Given request: Word for word, set down the records and skip each picture.

Exercise data:
====

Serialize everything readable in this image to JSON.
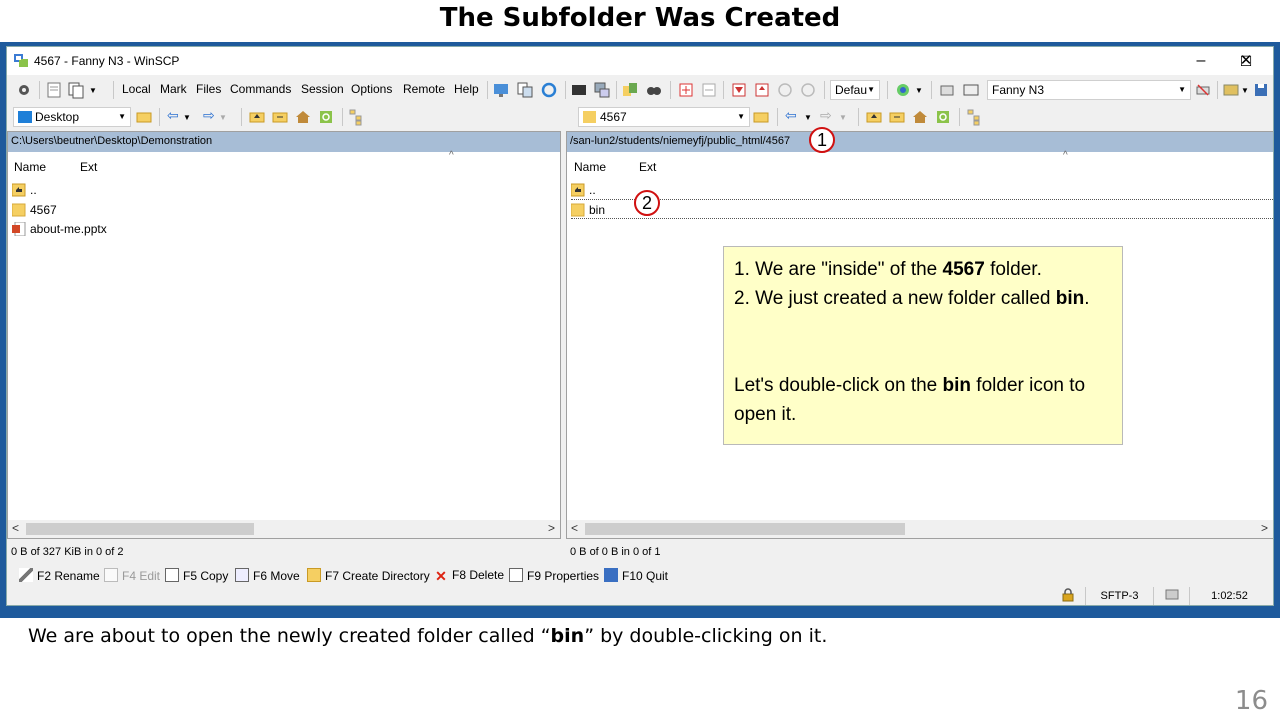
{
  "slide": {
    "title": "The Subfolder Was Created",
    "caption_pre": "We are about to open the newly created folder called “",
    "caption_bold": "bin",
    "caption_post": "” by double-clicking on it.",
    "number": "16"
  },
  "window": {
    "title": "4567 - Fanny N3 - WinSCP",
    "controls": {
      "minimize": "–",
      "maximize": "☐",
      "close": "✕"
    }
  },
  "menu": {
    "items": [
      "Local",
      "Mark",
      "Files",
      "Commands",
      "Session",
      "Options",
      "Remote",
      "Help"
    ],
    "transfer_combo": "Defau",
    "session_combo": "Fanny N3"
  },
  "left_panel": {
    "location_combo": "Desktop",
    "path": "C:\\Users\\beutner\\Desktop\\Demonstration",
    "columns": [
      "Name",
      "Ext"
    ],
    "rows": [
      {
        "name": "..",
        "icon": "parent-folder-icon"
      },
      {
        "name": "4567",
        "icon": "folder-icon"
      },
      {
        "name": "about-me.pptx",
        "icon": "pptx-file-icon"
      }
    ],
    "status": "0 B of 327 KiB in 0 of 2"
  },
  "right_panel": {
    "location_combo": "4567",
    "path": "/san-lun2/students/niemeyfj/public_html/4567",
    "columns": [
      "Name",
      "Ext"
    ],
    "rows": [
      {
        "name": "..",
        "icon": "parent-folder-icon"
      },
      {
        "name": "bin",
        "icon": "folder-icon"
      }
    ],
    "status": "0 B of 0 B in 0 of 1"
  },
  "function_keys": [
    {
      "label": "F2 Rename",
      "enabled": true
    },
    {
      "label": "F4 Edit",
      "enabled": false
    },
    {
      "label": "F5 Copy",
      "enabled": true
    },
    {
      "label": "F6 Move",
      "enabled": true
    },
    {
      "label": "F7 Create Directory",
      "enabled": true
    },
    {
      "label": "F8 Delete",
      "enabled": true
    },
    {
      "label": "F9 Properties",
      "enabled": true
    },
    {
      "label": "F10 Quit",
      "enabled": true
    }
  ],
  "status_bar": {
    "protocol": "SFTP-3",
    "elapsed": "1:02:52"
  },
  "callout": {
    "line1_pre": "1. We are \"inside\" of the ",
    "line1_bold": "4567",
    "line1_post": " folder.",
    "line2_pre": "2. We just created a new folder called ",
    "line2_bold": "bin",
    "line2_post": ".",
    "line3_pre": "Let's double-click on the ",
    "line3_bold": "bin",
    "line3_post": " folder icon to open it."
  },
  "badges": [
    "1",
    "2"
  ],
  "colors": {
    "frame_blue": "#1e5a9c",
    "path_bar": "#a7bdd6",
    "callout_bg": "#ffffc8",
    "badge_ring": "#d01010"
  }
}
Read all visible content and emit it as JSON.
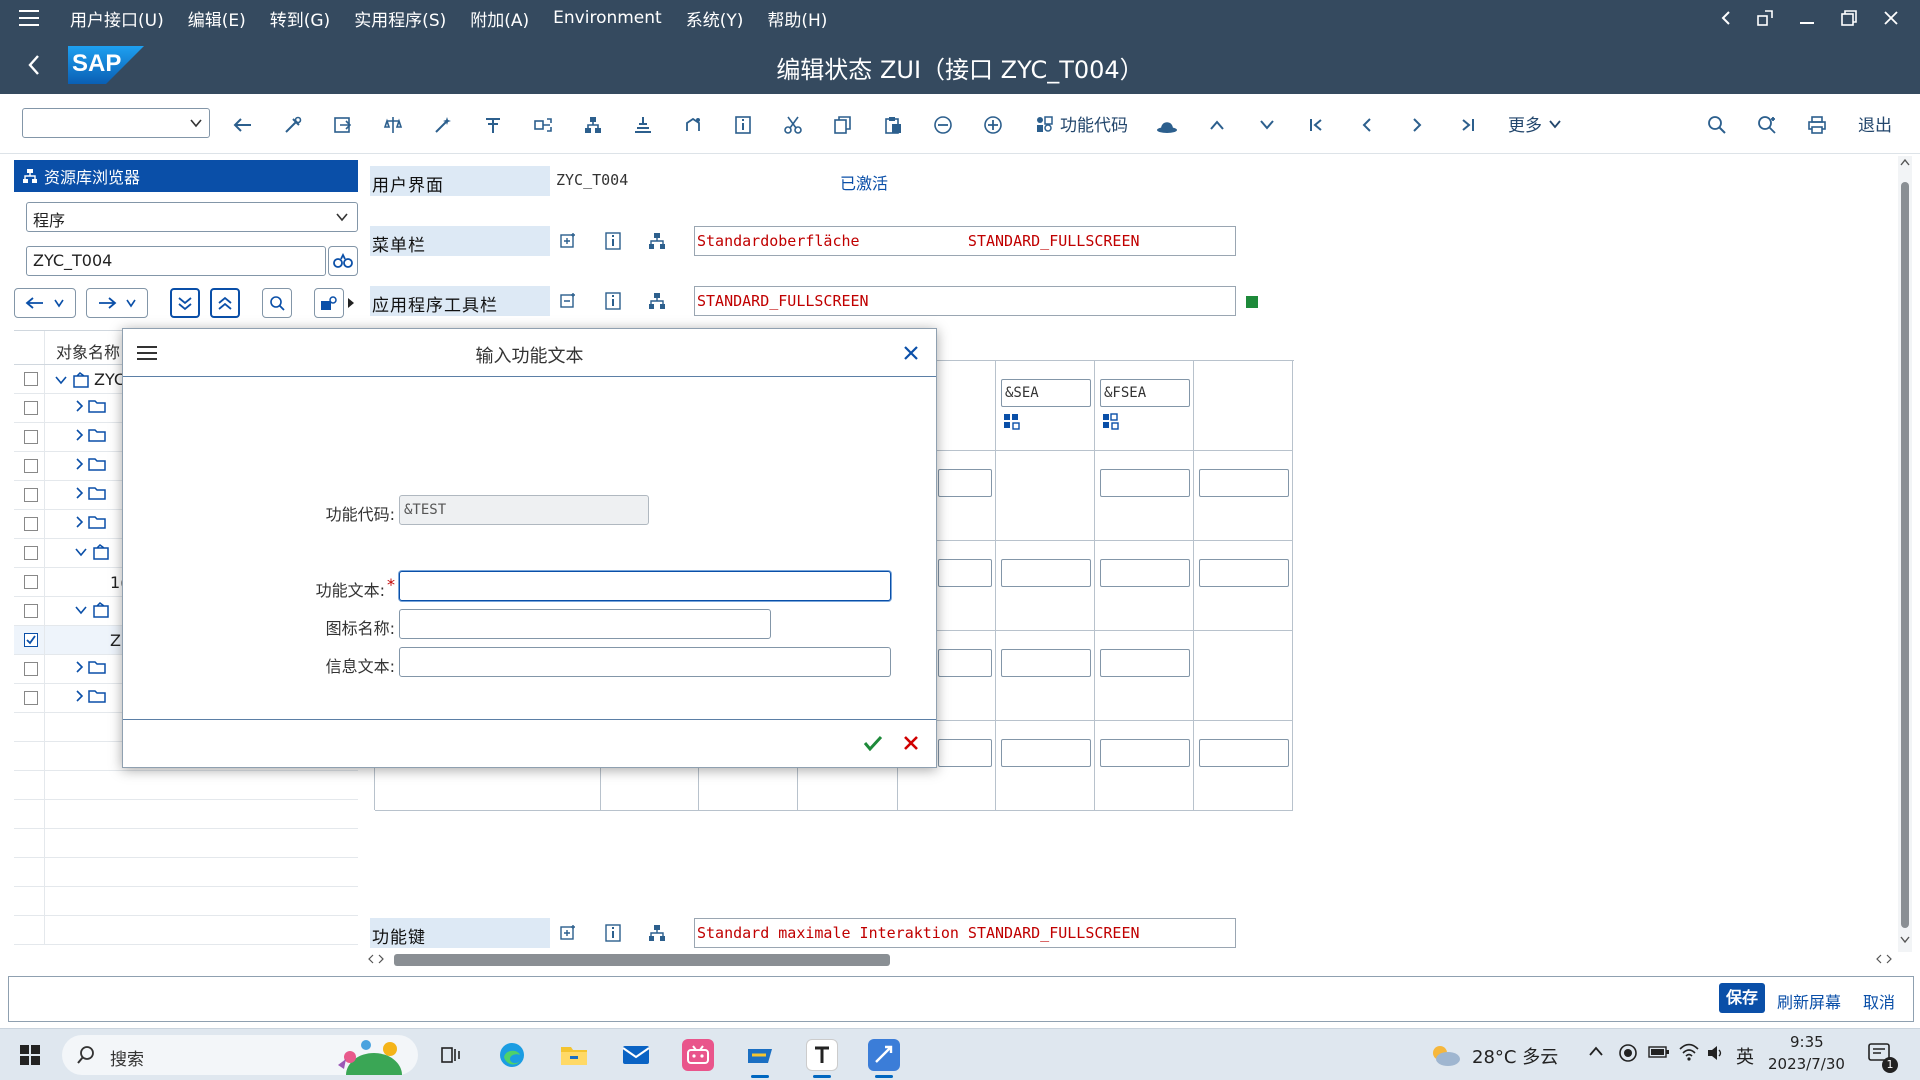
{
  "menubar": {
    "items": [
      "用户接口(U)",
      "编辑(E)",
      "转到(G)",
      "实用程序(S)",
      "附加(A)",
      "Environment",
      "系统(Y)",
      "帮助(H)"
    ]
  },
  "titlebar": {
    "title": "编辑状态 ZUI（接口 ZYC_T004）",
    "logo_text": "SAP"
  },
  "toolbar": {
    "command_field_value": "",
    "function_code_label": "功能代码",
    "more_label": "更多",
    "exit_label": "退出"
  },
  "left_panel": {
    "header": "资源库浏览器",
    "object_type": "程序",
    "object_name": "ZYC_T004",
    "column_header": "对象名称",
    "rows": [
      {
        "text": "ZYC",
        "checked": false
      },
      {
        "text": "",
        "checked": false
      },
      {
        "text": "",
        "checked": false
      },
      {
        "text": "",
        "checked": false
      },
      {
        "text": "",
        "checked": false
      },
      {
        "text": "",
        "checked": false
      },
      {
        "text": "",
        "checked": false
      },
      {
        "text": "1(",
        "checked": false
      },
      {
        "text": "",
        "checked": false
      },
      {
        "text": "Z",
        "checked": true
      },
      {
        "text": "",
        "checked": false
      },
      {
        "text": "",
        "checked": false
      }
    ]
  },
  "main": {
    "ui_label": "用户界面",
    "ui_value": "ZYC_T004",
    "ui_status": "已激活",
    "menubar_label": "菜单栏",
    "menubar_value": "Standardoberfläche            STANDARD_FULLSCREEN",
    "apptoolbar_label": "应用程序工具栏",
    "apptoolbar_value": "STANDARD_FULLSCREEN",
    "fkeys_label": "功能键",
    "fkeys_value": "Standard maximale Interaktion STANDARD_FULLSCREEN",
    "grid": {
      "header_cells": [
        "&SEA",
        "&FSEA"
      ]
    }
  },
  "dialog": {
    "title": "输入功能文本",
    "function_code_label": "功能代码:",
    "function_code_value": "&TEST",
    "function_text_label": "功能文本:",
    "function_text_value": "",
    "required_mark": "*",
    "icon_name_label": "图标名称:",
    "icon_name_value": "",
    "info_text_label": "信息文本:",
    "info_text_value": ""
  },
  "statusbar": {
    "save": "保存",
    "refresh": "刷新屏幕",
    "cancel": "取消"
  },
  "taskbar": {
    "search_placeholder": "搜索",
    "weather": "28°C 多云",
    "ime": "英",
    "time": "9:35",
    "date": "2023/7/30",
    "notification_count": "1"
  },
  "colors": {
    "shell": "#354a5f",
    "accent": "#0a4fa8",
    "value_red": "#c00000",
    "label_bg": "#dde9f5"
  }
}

====

Task answer:
Serialize everything readable in this image to JSON.
{
  "slide": {
    "title": "The Subfolder Was Created",
    "caption_pre": "We are about to open the newly created folder called “",
    "caption_bold": "bin",
    "caption_post": "” by double-clicking on it.",
    "number": "16"
  },
  "window": {
    "title": "4567 - Fanny N3 - WinSCP",
    "controls": {
      "minimize": "–",
      "maximize": "☐",
      "close": "✕"
    }
  },
  "menu": {
    "items": [
      "Local",
      "Mark",
      "Files",
      "Commands",
      "Session",
      "Options",
      "Remote",
      "Help"
    ],
    "transfer_combo": "Defau",
    "session_combo": "Fanny N3"
  },
  "left_panel": {
    "location_combo": "Desktop",
    "path": "C:\\Users\\beutner\\Desktop\\Demonstration",
    "columns": [
      "Name",
      "Ext"
    ],
    "rows": [
      {
        "name": "..",
        "icon": "parent-folder-icon"
      },
      {
        "name": "4567",
        "icon": "folder-icon"
      },
      {
        "name": "about-me.pptx",
        "icon": "pptx-file-icon"
      }
    ],
    "status": "0 B of 327 KiB in 0 of 2"
  },
  "right_panel": {
    "location_combo": "4567",
    "path": "/san-lun2/students/niemeyfj/public_html/4567",
    "columns": [
      "Name",
      "Ext"
    ],
    "rows": [
      {
        "name": "..",
        "icon": "parent-folder-icon"
      },
      {
        "name": "bin",
        "icon": "folder-icon"
      }
    ],
    "status": "0 B of 0 B in 0 of 1"
  },
  "function_keys": [
    {
      "label": "F2 Rename",
      "enabled": true
    },
    {
      "label": "F4 Edit",
      "enabled": false
    },
    {
      "label": "F5 Copy",
      "enabled": true
    },
    {
      "label": "F6 Move",
      "enabled": true
    },
    {
      "label": "F7 Create Directory",
      "enabled": true
    },
    {
      "label": "F8 Delete",
      "enabled": true
    },
    {
      "label": "F9 Properties",
      "enabled": true
    },
    {
      "label": "F10 Quit",
      "enabled": true
    }
  ],
  "status_bar": {
    "protocol": "SFTP-3",
    "elapsed": "1:02:52"
  },
  "callout": {
    "line1_pre": "1. We are \"inside\" of the ",
    "line1_bold": "4567",
    "line1_post": " folder.",
    "line2_pre": "2. We just created a new folder called ",
    "line2_bold": "bin",
    "line2_post": ".",
    "line3_pre": "Let's double-click on the ",
    "line3_bold": "bin",
    "line3_post": " folder icon to open it."
  },
  "badges": [
    "1",
    "2"
  ],
  "colors": {
    "frame_blue": "#1e5a9c",
    "path_bar": "#a7bdd6",
    "callout_bg": "#ffffc8",
    "badge_ring": "#d01010"
  }
}
Read all visible content and emit it as JSON.
{
  "menubar": {
    "items": [
      "用户接口(U)",
      "编辑(E)",
      "转到(G)",
      "实用程序(S)",
      "附加(A)",
      "Environment",
      "系统(Y)",
      "帮助(H)"
    ]
  },
  "titlebar": {
    "title": "编辑状态 ZUI（接口 ZYC_T004）",
    "logo_text": "SAP"
  },
  "toolbar": {
    "command_field_value": "",
    "function_code_label": "功能代码",
    "more_label": "更多",
    "exit_label": "退出"
  },
  "left_panel": {
    "header": "资源库浏览器",
    "object_type": "程序",
    "object_name": "ZYC_T004",
    "column_header": "对象名称",
    "rows": [
      {
        "text": "ZYC",
        "checked": false
      },
      {
        "text": "",
        "checked": false
      },
      {
        "text": "",
        "checked": false
      },
      {
        "text": "",
        "checked": false
      },
      {
        "text": "",
        "checked": false
      },
      {
        "text": "",
        "checked": false
      },
      {
        "text": "",
        "checked": false
      },
      {
        "text": "1(",
        "checked": false
      },
      {
        "text": "",
        "checked": false
      },
      {
        "text": "Z",
        "checked": true
      },
      {
        "text": "",
        "checked": false
      },
      {
        "text": "",
        "checked": false
      }
    ]
  },
  "main": {
    "ui_label": "用户界面",
    "ui_value": "ZYC_T004",
    "ui_status": "已激活",
    "menubar_label": "菜单栏",
    "menubar_value": "Standardoberfläche            STANDARD_FULLSCREEN",
    "apptoolbar_label": "应用程序工具栏",
    "apptoolbar_value": "STANDARD_FULLSCREEN",
    "fkeys_label": "功能键",
    "fkeys_value": "Standard maximale Interaktion STANDARD_FULLSCREEN",
    "grid": {
      "header_cells": [
        "&SEA",
        "&FSEA"
      ]
    }
  },
  "dialog": {
    "title": "输入功能文本",
    "function_code_label": "功能代码:",
    "function_code_value": "&TEST",
    "function_text_label": "功能文本:",
    "function_text_value": "",
    "required_mark": "*",
    "icon_name_label": "图标名称:",
    "icon_name_value": "",
    "info_text_label": "信息文本:",
    "info_text_value": ""
  },
  "statusbar": {
    "save": "保存",
    "refresh": "刷新屏幕",
    "cancel": "取消"
  },
  "taskbar": {
    "search_placeholder": "搜索",
    "weather": "28°C 多云",
    "ime": "英",
    "time": "9:35",
    "date": "2023/7/30",
    "notification_count": "1"
  },
  "colors": {
    "shell": "#354a5f",
    "accent": "#0a4fa8",
    "value_red": "#c00000",
    "label_bg": "#dde9f5"
  }
}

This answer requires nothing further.